== What to do ==
[1] Answer these from the passage on Carmarthen:
(a) From what year was Carmarthen the staple port for Welsh wool?
(b) How many burgesses did the 1546 charter incorporate along with a mayor?
(c) How was the mayor of Carmarthen related to Sir Walter Rice?
[2] Substitute "burgesses" for "freemen" in the passage on Carmarthen, and write out the text between "Available from Cambridge" and "Carmarthen (aft. 1604)", inclusive.
[3] Continue the passage on Carmarthen's borough history after its last sentence.

== Passage to read ==
☆ ☆ ☆ ☆ ☆ ☆ ☆

Available from Cambridge University Press
Right of Election:
in the freemen of Carmarthen, Laugharne, Llandovery, St. Clears, Llandeilo Fawr, Llanelli, Newcastle Emlyn, Newton and Dryslwyn (to 1604); freemen of Carmarthen (aft. 1604)
Number of voters:
at least 128 in 16591
|5 Mar. 1604||SIR WALTER RICE|
|c. Mar. 16142||WILLIAM THOMAS , recorder|
|8 Jan. 1621||HENRY VAUGHAN|
|2 Feb. 1624||HENRY VAUGHAN|
|24 Apr. 1625||HENRY VAUGHAN|
|12 May 1625||SIR FRANCIS ANNESLEY|
|30 Jan. 1626||HENRY VAUGHAN|
|25 Feb. 1628||HENRY VAUGHAN|
Carmarthen was founded by the Romans and reoccupied by the Normans, who built a castle to secure their dominion over the Welsh. The borough served as the administrative centre of the principality of South Wales down to the Stuart period.3 The town enjoyed good trading links, both by land and via the navigable River Tywi (Towy): it was the staple port for Welsh wool from 1353, and in return for the wool and cloth shipped to Bristol and the Continent, French wine was imported.4 In the reign of James I the Tywi was described as ‘sore pestered with sands and shelfs,’ but as neighbouring ports such as Laugharne and Kidwelly were experiencing similar difficulties, Carmarthen’s economy suffered little dislocation.5 Carmarthen’s trading links made it the largest town in Wales, with a population in the early seventeenth century in excess of 2,000; in 1602 the antiquary, George Owen, described the borough as ‘fair and good in estate.’6
The borough of Carmarthen received its first royal charter in the mid-thirteenth century, which confirmed existing customs.7 The early Stuart town was governed under a charter of 1546, which incorporated a mayor and 20 burgesses, who elected a mayor and two bailiffs annually, and appointed a recorder, town clerk and sword-bearer. The rights of the town’s other resident burgesses provoked ‘popular strife and controversies’ under Elizabeth and James.8 The 1546 charter recognized Carmarthen’s status in South Wales and was adopted as a model by other towns such as Cardigan.9 Under the Henrician Acts of Union, Carmarthen became the site for the county’s Great Sessions courts.10 As the county town it was also enfranchised, together with representatives from eight other ‘ancient boroughs’ who attended elections at Carmarthen’s guildhall. By 1604 all of these contributory boroughs were in decline.11 The largest, Kidwelly, suffered from the silting up of the Gwendraeth: in 1615 its inhabitants lamented that ‘there is neither shipping nor trade to maintain the town’, and over 140 burgages lay deserted.12 The borough paid nearly £80 for a new charter in 1619, but continued to be overshadowed by Carmarthen.13
The contributory boroughs seem to have played little part in parliamentary elections, even though the indentures for 1589 and 1604 listed their names. Ostensibly made out in the name of the burgesses of ‘all the boroughs of the county’, the 1604 indenture was actually signed only by the local magnate Sir John Vaughan*, and by the mayor and bailiffs of Carmarthen.14 The Member returned, Sir Walter Rice, had represented the borough in 1601 and headed a once-mighty family which had been weakened by a series of attainders under the Tudors. His election was doubtless assisted by the fact that the mayor of Carmarthen was his nephew.

☆ ☆ ☆ ☆ ☆ ☆ ☆

== Dataset excerpt ==
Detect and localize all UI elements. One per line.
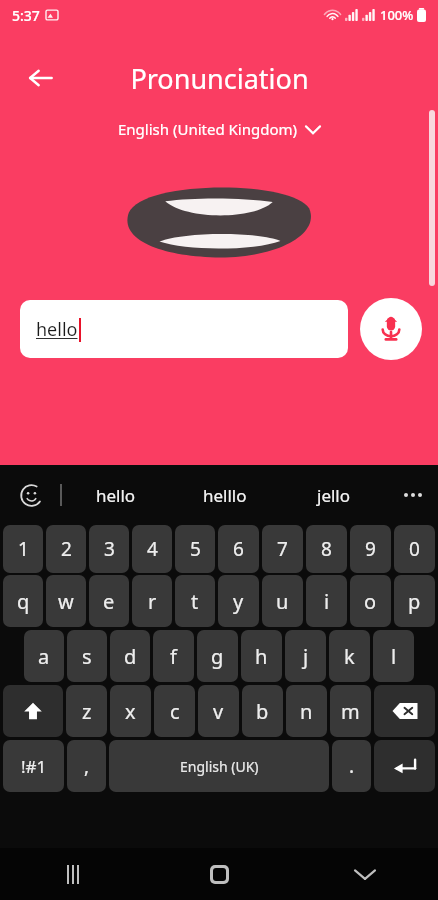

☆ ☆ ☆ ☆ ☆ ☆ ☆

== Answers to the problems ==
[1]
(a) 1353
(b) 20
(c) He was Rice's nephew.

[2]
Available from Cambridge University Press
Right of Election:
in the burgesses of Carmarthen, Laugharne, Llandovery, St. Clears, Llandeilo Fawr, Llanelli, Newcastle Emlyn, Newton and Dryslwyn (to 1604); burgesses of Carmarthen (aft. 1604)

[3]
The electoral politics of Carmarthen were fundamentally changed by the grant of a new borough charter on 14 June 1604. Obtained with Vaughan’s assistance, this conferred county status on the borough, and created two sheriffs in place of the bailiffs.15 From this point onwards, it would seem that Carmarthen enjoyed the same position as the other Welsh county borough – Haverfordwest – in returning Members without any reference to the contributory boroughs, in effect disenfranchising them through a royal grant. The endorsement of the writ of summons for the 1621 election does refer to the other boroughs of the county, but this was probably only because the confused election of 1614 brought the matter into question; the returns of 1625 and 1626 omit any such reference.16 Carmarthen’s control of parliamentary elections is confirmed by a comparison of those endorsing the election returns in the 1620s with the town’s 1625 subsidy roll: most witnesses can be identified as borough residents, with a high proportion of aldermen in evidence.17 The political significance of this administrative change was, however, modest: leading gentry families, particularly the Vaughans, had considerable influence in the contributory boroughs, but continued to control nominations at Carmarthen after 1604. The corporation’s primary motive may simply have been to raise the borough’s prestige.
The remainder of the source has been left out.